— Task brief —
Return the listing word for word, as given.

— Data extract —

- - -

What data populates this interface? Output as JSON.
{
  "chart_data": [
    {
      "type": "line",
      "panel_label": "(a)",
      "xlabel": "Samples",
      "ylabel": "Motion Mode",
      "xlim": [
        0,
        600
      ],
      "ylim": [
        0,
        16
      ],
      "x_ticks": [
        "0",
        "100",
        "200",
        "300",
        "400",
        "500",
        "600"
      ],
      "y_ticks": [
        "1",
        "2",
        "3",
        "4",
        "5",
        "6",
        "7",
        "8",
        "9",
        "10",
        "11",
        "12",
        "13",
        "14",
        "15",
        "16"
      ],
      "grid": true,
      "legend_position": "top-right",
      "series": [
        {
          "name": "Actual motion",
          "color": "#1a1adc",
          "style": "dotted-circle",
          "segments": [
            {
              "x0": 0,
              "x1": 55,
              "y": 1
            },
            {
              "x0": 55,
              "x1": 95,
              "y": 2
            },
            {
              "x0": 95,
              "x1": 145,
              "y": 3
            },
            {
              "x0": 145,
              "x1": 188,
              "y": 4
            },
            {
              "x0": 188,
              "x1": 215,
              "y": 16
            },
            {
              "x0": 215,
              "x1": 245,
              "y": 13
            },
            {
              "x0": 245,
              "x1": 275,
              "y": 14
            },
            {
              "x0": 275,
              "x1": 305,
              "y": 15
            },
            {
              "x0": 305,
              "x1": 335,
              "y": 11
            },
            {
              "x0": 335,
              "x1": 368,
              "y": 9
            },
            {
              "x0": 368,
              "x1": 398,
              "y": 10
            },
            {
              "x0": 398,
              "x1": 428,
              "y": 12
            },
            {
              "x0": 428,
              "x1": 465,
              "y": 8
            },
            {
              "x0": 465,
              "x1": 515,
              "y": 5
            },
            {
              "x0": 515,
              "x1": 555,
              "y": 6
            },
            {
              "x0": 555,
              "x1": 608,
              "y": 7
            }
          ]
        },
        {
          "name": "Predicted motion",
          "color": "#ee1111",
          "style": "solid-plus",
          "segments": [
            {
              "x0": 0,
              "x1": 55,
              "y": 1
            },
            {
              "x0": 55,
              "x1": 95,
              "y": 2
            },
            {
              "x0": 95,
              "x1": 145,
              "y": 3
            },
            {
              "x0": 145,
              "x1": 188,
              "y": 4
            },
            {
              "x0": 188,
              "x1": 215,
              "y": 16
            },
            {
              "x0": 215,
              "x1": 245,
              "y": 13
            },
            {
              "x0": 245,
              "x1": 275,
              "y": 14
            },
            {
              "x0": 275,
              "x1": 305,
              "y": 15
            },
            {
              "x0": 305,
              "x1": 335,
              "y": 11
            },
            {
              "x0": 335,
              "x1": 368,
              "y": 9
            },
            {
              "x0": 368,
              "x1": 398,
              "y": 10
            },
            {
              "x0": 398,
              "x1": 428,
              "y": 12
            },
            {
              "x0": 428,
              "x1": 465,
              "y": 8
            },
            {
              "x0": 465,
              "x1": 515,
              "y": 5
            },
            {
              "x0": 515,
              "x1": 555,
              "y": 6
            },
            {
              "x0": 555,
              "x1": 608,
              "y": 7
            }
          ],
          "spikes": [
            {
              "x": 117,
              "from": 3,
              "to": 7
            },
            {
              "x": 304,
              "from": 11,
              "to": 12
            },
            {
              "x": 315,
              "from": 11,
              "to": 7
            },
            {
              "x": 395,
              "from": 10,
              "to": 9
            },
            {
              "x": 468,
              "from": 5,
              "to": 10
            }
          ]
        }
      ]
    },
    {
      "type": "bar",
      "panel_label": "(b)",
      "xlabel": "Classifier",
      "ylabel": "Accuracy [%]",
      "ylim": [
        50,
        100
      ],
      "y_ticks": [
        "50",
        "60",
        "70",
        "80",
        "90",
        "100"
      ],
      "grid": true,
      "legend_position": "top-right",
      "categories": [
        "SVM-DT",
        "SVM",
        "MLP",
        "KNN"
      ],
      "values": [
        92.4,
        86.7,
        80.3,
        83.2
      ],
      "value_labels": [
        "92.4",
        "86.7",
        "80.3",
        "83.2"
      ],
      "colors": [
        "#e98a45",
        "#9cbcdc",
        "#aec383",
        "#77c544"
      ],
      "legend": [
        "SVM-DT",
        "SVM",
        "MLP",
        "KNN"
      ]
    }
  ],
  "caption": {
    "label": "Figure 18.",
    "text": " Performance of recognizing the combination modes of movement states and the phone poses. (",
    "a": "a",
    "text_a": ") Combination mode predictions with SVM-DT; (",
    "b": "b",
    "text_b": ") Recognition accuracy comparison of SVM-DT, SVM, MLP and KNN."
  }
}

- - -

— Full answer —
What data populates this interface? Output as JSON.
{
  "chart_data": [
    {
      "type": "line",
      "panel_label": "(a)",
      "xlabel": "Samples",
      "ylabel": "Motion Mode",
      "xlim": [
        0,
        600
      ],
      "ylim": [
        0,
        16
      ],
      "x_ticks": [
        "0",
        "100",
        "200",
        "300",
        "400",
        "500",
        "600"
      ],
      "y_ticks": [
        "1",
        "2",
        "3",
        "4",
        "5",
        "6",
        "7",
        "8",
        "9",
        "10",
        "11",
        "12",
        "13",
        "14",
        "15",
        "16"
      ],
      "grid": true,
      "legend_position": "top-right",
      "series": [
        {
          "name": "Actual motion",
          "color": "#1a1adc",
          "style": "dotted-circle",
          "segments": [
            {
              "x0": 0,
              "x1": 55,
              "y": 1
            },
            {
              "x0": 55,
              "x1": 95,
              "y": 2
            },
            {
              "x0": 95,
              "x1": 145,
              "y": 3
            },
            {
              "x0": 145,
              "x1": 188,
              "y": 4
            },
            {
              "x0": 188,
              "x1": 215,
              "y": 16
            },
            {
              "x0": 215,
              "x1": 245,
              "y": 13
            },
            {
              "x0": 245,
              "x1": 275,
              "y": 14
            },
            {
              "x0": 275,
              "x1": 305,
              "y": 15
            },
            {
              "x0": 305,
              "x1": 335,
              "y": 11
            },
            {
              "x0": 335,
              "x1": 368,
              "y": 9
            },
            {
              "x0": 368,
              "x1": 398,
              "y": 10
            },
            {
              "x0": 398,
              "x1": 428,
              "y": 12
            },
            {
              "x0": 428,
              "x1": 465,
              "y": 8
            },
            {
              "x0": 465,
              "x1": 515,
              "y": 5
            },
            {
              "x0": 515,
              "x1": 555,
              "y": 6
            },
            {
              "x0": 555,
              "x1": 608,
              "y": 7
            }
          ]
        },
        {
          "name": "Predicted motion",
          "color": "#ee1111",
          "style": "solid-plus",
          "segments": [
            {
              "x0": 0,
              "x1": 55,
              "y": 1
            },
            {
              "x0": 55,
              "x1": 95,
              "y": 2
            },
            {
              "x0": 95,
              "x1": 145,
              "y": 3
            },
            {
              "x0": 145,
              "x1": 188,
              "y": 4
            },
            {
              "x0": 188,
              "x1": 215,
              "y": 16
            },
            {
              "x0": 215,
              "x1": 245,
              "y": 13
            },
            {
              "x0": 245,
              "x1": 275,
              "y": 14
            },
            {
              "x0": 275,
              "x1": 305,
              "y": 15
            },
            {
              "x0": 305,
              "x1": 335,
              "y": 11
            },
            {
              "x0": 335,
              "x1": 368,
              "y": 9
            },
            {
              "x0": 368,
              "x1": 398,
              "y": 10
            },
            {
              "x0": 398,
              "x1": 428,
              "y": 12
            },
            {
              "x0": 428,
              "x1": 465,
              "y": 8
            },
            {
              "x0": 465,
              "x1": 515,
              "y": 5
            },
            {
              "x0": 515,
              "x1": 555,
              "y": 6
            },
            {
              "x0": 555,
              "x1": 608,
              "y": 7
            }
          ],
          "spikes": [
            {
              "x": 117,
              "from": 3,
              "to": 7
            },
            {
              "x": 304,
              "from": 11,
              "to": 12
            },
            {
              "x": 315,
              "from": 11,
              "to": 7
            },
            {
              "x": 395,
              "from": 10,
              "to": 9
            },
            {
              "x": 468,
              "from": 5,
              "to": 10
            }
          ]
        }
      ]
    },
    {
      "type": "bar",
      "panel_label": "(b)",
      "xlabel": "Classifier",
      "ylabel": "Accuracy [%]",
      "ylim": [
        50,
        100
      ],
      "y_ticks": [
        "50",
        "60",
        "70",
        "80",
        "90",
        "100"
      ],
      "grid": true,
      "legend_position": "top-right",
      "categories": [
        "SVM-DT",
        "SVM",
        "MLP",
        "KNN"
      ],
      "values": [
        92.4,
        86.7,
        80.3,
        83.2
      ],
      "value_labels": [
        "92.4",
        "86.7",
        "80.3",
        "83.2"
      ],
      "colors": [
        "#e98a45",
        "#9cbcdc",
        "#aec383",
        "#77c544"
      ],
      "legend": [
        "SVM-DT",
        "SVM",
        "MLP",
        "KNN"
      ]
    }
  ],
  "caption": {
    "label": "Figure 18.",
    "text": " Performance of recognizing the combination modes of movement states and the phone poses. (",
    "a": "a",
    "text_a": ") Combination mode predictions with SVM-DT; (",
    "b": "b",
    "text_b": ") Recognition accuracy comparison of SVM-DT, SVM, MLP and KNN."
  }
}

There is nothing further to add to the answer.